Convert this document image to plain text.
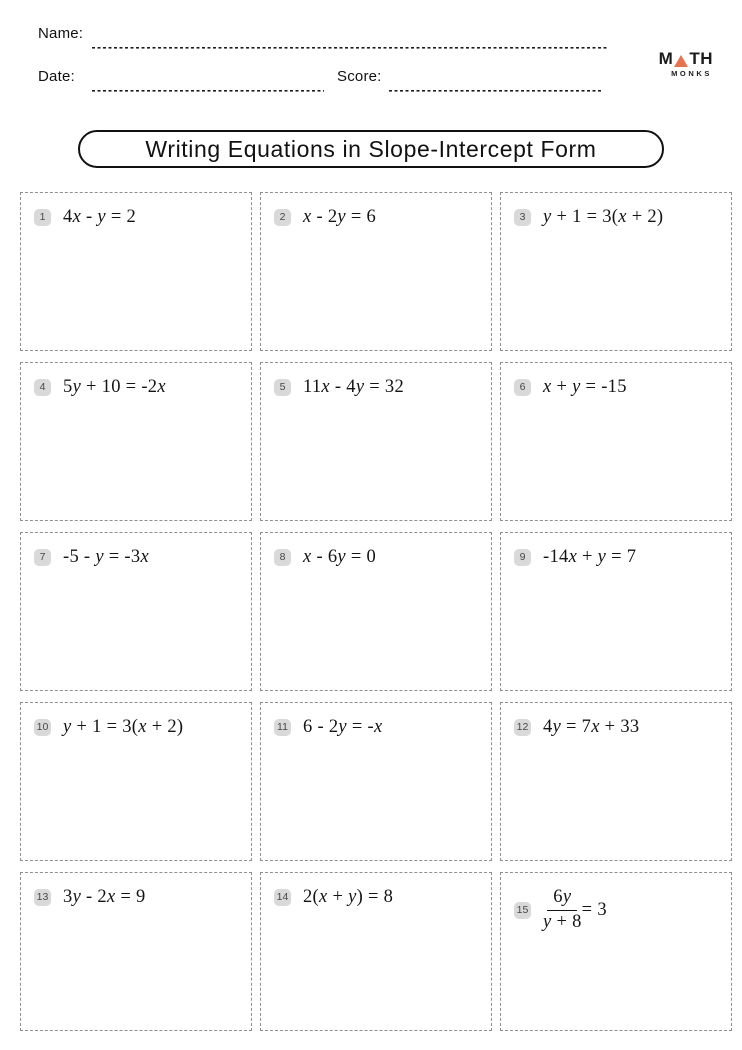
Name:
Date:	Score:
M TH
MONKS
Writing Equations in Slope-Intercept Form
1 4x - y = 2	2 x - 2y = 6	3 y + 1 = 3(x + 2)
4 5y + 10 = -2x	5 11x - 4y = 32	6 x + y = -15
7 -5 - y = -3x	8 x - 6y = 0	9 -14x + y = 7
10 y + 1 = 3(x + 2)	11 6 - 2y = -x	12 4y = 7x + 33
13 3y - 2x = 9	14 2(x + y) = 8
$15 \frac{6y}{y + 8} = 3$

_Requirement:_ In your copy, repeat each record exactly and include no pictures.

_Task response:_
Convert this document image to plain text.
Name:
Date:	Score:
M TH
MONKS
Writing Equations in Slope-Intercept Form
1 4x - y = 2	2 x - 2y = 6	3 y + 1 = 3(x + 2)
4 5y + 10 = -2x	5 11x - 4y = 32	6 x + y = -15
7 -5 - y = -3x	8 x - 6y = 0	9 -14x + y = 7
10 y + 1 = 3(x + 2)	11 6 - 2y = -x	12 4y = 7x + 33
13 3y - 2x = 9	14 2(x + y) = 8
$15 \frac{6y}{y + 8} = 3$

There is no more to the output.